> Assignment:
This exercise asks for a copy of each line in the records below with the word "accidents" in it.

> Source information:
────────
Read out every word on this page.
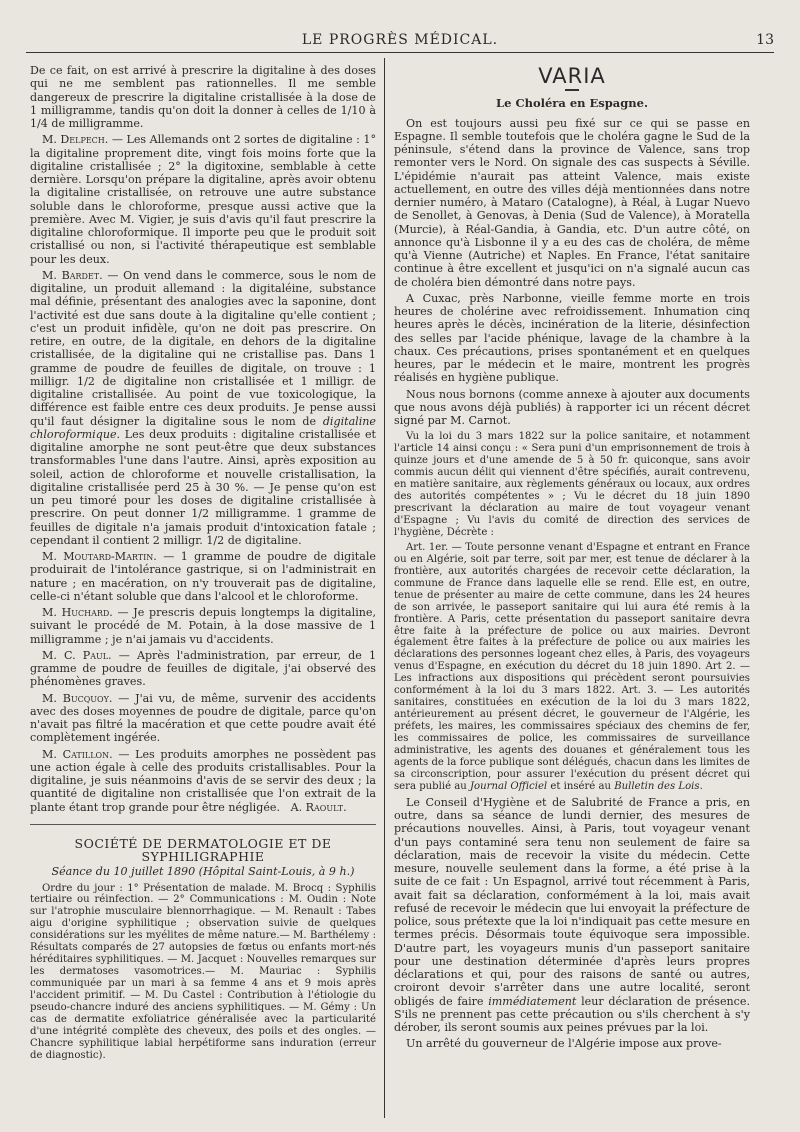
LE PROGRÈS MÉDICAL.	13

De ce fait, on est arrivé à prescrire la digitaline à des doses qui ne me semblent pas rationnelles. Il me semble dangereux de prescrire la digitaline cristallisée à la dose de 1 milligramme, tandis qu'on doit la donner à celles de 1/10 à 1/4 de milligramme.

M. Delpech. — Les Allemands ont 2 sortes de digitaline : 1° la digitaline proprement dite, vingt fois moins forte que la digitaline cristallisée ; 2° la digitoxine, semblable à cette dernière. Lorsqu'on prépare la digitaline, après avoir obtenu la digitaline cristallisée, on retrouve une autre substance soluble dans le chloroforme, presque aussi active que la première. Avec M. Vigier, je suis d'avis qu'il faut prescrire la digitaline chloroformique. Il importe peu que le produit soit cristallisé ou non, si l'activité thérapeutique est semblable pour les deux.

M. Bardet. — On vend dans le commerce, sous le nom de digitaline, un produit allemand : la digitaléine, substance mal définie, présentant des analogies avec la saponine, dont l'activité est due sans doute à la digitaline qu'elle contient ; c'est un produit infidèle, qu'on ne doit pas prescrire. On retire, en outre, de la digitale, en dehors de la digitaline cristallisée, de la digitaline qui ne cristallise pas. Dans 1 gramme de poudre de feuilles de digitale, on trouve : 1 milligr. 1/2 de digitaline non cristallisée et 1 milligr. de digitaline cristallisée. Au point de vue toxicologique, la différence est faible entre ces deux produits. Je pense aussi qu'il faut désigner la digitaline sous le nom de digitaline chloroformique. Les deux produits : digitaline cristallisée et digitaline amorphe ne sont peut-être que deux substances transformables l'une dans l'autre. Ainsi, après exposition au soleil, action de chloroforme et nouvelle cristallisation, la digitaline cristallisée perd 25 à 30 %. — Je pense qu'on est un peu timoré pour les doses de digitaline cristallisée à prescrire. On peut donner 1/2 milligramme. 1 gramme de feuilles de digitale n'a jamais produit d'intoxication fatale ; cependant il contient 2 milligr. 1/2 de digitaline.

M. Moutard-Martin. — 1 gramme de poudre de digitale produirait de l'intolérance gastrique, si on l'administrait en nature ; en macération, on n'y trouverait pas de digitaline, celle-ci n'étant soluble que dans l'alcool et le chloroforme.

M. Huchard. — Je prescris depuis longtemps la digitaline, suivant le procédé de M. Potain, à la dose massive de 1 milligramme ; je n'ai jamais vu d'accidents.

M. C. Paul. — Après l'administration, par erreur, de 1 gramme de poudre de feuilles de digitale, j'ai observé des phénomènes graves.

M. Bucquoy. — J'ai vu, de même, survenir des accidents avec des doses moyennes de poudre de digitale, parce qu'on n'avait pas filtré la macération et que cette poudre avait été complètement ingérée.

M. Catillon. — Les produits amorphes ne possèdent pas une action égale à celle des produits cristallisables. Pour la digitaline, je suis néanmoins d'avis de se servir des deux ; la quantité de digitaline non cristallisée que l'on extrait de la plante étant trop grande pour être négligée. A. Raoult.

SOCIÉTÉ DE DERMATOLOGIE ET DE SYPHILIGRAPHIE
Séance du 10 juillet 1890 (Hôpital Saint-Louis, à 9 h.)

Ordre du jour : 1° Présentation de malade. M. Brocq : Syphilis tertiaire ou réinfection. — 2° Communications : M. Oudin : Note sur l'atrophie musculaire blennorrhagique. — M. Renault : Tabes aigu d'origine syphilitique ; observation suivie de quelques considérations sur les myélites de même nature.— M. Barthélemy : Résultats comparés de 27 autopsies de fœtus ou enfants mort-nés héréditaires syphilitiques. — M. Jacquet : Nouvelles remarques sur les dermatoses vasomotrices.— M. Mauriac : Syphilis communiquée par un mari à sa femme 4 ans et 9 mois après l'accident primitif. — M. Du Castel : Contribution à l'étiologie du pseudo-chancre induré des anciens syphilitiques. — M. Gémy : Un cas de dermatite exfoliatrice généralisée avec la particularité d'une intégrité complète des cheveux, des poils et des ongles. — Chancre syphilitique labial herpétiforme sans induration (erreur de diagnostic).

VARIA
Le Choléra en Espagne.

On est toujours aussi peu fixé sur ce qui se passe en Espagne. Il semble toutefois que le choléra gagne le Sud de la péninsule, s'étend dans la province de Valence, sans trop remonter vers le Nord. On signale des cas suspects à Séville. L'épidémie n'aurait pas atteint Valence, mais existe actuellement, en outre des villes déjà mentionnées dans notre dernier numéro, à Mataro (Catalogne), à Réal, à Lugar Nuevo de Senollet, à Genovas, à Denia (Sud de Valence), à Moratella (Murcie), à Réal-Gandia, à Gandia, etc. D'un autre côté, on annonce qu'à Lisbonne il y a eu des cas de choléra, de même qu'à Vienne (Autriche) et Naples. En France, l'état sanitaire continue à être excellent et jusqu'ici on n'a signalé aucun cas de choléra bien démontré dans notre pays.

A Cuxac, près Narbonne, vieille femme morte en trois heures de cholérine avec refroidissement. Inhumation cinq heures après le décès, incinération de la literie, désinfection des selles par l'acide phénique, lavage de la chambre à la chaux. Ces précautions, prises spontanément et en quelques heures, par le médecin et le maire, montrent les progrès réalisés en hygiène publique.

Nous nous bornons (comme annexe à ajouter aux documents que nous avons déjà publiés) à rapporter ici un récent décret signé par M. Carnot.

Vu la loi du 3 mars 1822 sur la police sanitaire, et notamment l'article 14 ainsi conçu : « Sera puni d'un emprisonnement de trois à quinze jours et d'une amende de 5 à 50 fr. quiconque, sans avoir commis aucun délit qui viennent d'être spécifiés, aurait contrevenu, en matière sanitaire, aux règlements généraux ou locaux, aux ordres des autorités compétentes » ; Vu le décret du 18 juin 1890 prescrivant la déclaration au maire de tout voyageur venant d'Espagne ; Vu l'avis du comité de direction des services de l'hygiène, Décrète :

Art. 1er. — Toute personne venant d'Espagne et entrant en France ou en Algérie, soit par terre, soit par mer, est tenue de déclarer à la frontière, aux autorités chargées de recevoir cette déclaration, la commune de France dans laquelle elle se rend. Elle est, en outre, tenue de présenter au maire de cette commune, dans les 24 heures de son arrivée, le passeport sanitaire qui lui aura été remis à la frontière. A Paris, cette présentation du passeport sanitaire devra être faite à la préfecture de police ou aux mairies. Devront également être faites à la préfecture de police ou aux mairies les déclarations des personnes logeant chez elles, à Paris, des voyageurs venus d'Espagne, en exécution du décret du 18 juin 1890. Art 2. — Les infractions aux dispositions qui précèdent seront poursuivies conformément à la loi du 3 mars 1822. Art. 3. — Les autorités sanitaires, constituées en exécution de la loi du 3 mars 1822, antérieurement au présent décret, le gouverneur de l'Algérie, les préfets, les maires, les commissaires spéciaux des chemins de fer, les commissaires de police, les commissaires de surveillance administrative, les agents des douanes et généralement tous les agents de la force publique sont délégués, chacun dans les limites de sa circonscription, pour assurer l'exécution du présent décret qui sera publié au Journal Officiel et inséré au Bulletin des Lois.

Le Conseil d'Hygiène et de Salubrité de France a pris, en outre, dans sa séance de lundi dernier, des mesures de précautions nouvelles. Ainsi, à Paris, tout voyageur venant d'un pays contaminé sera tenu non seulement de faire sa déclaration, mais de recevoir la visite du médecin. Cette mesure, nouvelle seulement dans la forme, a été prise à la suite de ce fait : Un Espagnol, arrivé tout récemment à Paris, avait fait sa déclaration, conformément à la loi, mais avait refusé de recevoir le médecin que lui envoyait la préfecture de police, sous prétexte que la loi n'indiquait pas cette mesure en termes précis. Désormais toute équivoque sera impossible. D'autre part, les voyageurs munis d'un passeport sanitaire pour une destination déterminée d'après leurs propres déclarations et qui, pour des raisons de santé ou autres, croiront devoir s'arrêter dans une autre localité, seront obligés de faire immédiatement leur déclaration de présence. S'ils ne prennent pas cette précaution ou s'ils cherchent à s'y dérober, ils seront soumis aux peines prévues par la loi.

Un arrêté du gouverneur de l'Algérie impose aux prove-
────────
> Solution to the problem:
M. Huchard. — Je prescris depuis longtemps la digitaline, suivant le procédé de M. Potain, à la dose massive de 1 milligramme ; je n'ai jamais vu d'accidents.
M. Bucquoy. — J'ai vu, de même, survenir des accidents avec des doses moyennes de poudre de digitale, parce qu'on n'avait pas filtré la macération et que cette poudre avait été complètement ingérée.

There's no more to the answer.